[start of ROWS]
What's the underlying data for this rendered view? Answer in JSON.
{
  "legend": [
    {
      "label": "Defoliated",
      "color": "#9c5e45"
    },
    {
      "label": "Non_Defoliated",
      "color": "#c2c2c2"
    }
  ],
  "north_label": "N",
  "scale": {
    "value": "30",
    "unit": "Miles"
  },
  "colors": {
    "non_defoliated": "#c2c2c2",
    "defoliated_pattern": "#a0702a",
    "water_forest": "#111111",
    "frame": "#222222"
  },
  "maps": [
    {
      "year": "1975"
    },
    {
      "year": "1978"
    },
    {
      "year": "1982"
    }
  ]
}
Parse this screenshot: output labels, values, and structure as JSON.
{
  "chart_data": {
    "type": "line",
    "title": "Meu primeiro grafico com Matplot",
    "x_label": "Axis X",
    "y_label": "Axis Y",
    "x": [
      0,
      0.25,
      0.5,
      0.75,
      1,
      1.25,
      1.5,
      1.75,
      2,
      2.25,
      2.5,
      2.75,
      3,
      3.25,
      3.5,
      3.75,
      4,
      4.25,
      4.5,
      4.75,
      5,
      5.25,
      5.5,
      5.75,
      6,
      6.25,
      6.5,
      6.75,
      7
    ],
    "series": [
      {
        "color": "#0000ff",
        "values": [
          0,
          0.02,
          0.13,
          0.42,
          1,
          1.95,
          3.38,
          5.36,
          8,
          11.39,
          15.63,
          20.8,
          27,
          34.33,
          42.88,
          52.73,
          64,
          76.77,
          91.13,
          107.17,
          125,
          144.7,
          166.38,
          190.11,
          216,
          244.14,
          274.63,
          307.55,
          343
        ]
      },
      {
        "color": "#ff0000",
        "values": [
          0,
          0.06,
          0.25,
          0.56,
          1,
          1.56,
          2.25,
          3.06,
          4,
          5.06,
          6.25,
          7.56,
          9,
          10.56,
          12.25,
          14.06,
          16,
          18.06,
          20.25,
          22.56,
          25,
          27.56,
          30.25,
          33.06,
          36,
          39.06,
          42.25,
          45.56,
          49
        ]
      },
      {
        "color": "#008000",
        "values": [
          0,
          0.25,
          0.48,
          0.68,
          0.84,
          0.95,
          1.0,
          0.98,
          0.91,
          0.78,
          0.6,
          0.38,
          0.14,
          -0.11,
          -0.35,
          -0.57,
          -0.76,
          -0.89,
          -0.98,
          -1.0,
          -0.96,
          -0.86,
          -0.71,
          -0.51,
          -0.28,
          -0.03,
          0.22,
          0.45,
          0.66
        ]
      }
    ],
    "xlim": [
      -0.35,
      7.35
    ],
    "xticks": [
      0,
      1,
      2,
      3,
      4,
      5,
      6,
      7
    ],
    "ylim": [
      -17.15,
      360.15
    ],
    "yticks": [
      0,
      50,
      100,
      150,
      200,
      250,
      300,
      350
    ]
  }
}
[end of ROWS]
STATED EXERCISE
Select the lines that carry the string "this" and copy them.

TASK RESULT
What's the underlying data for this rendered view? Answer in JSON.
Parse this screenshot: output labels, values, and structure as JSON.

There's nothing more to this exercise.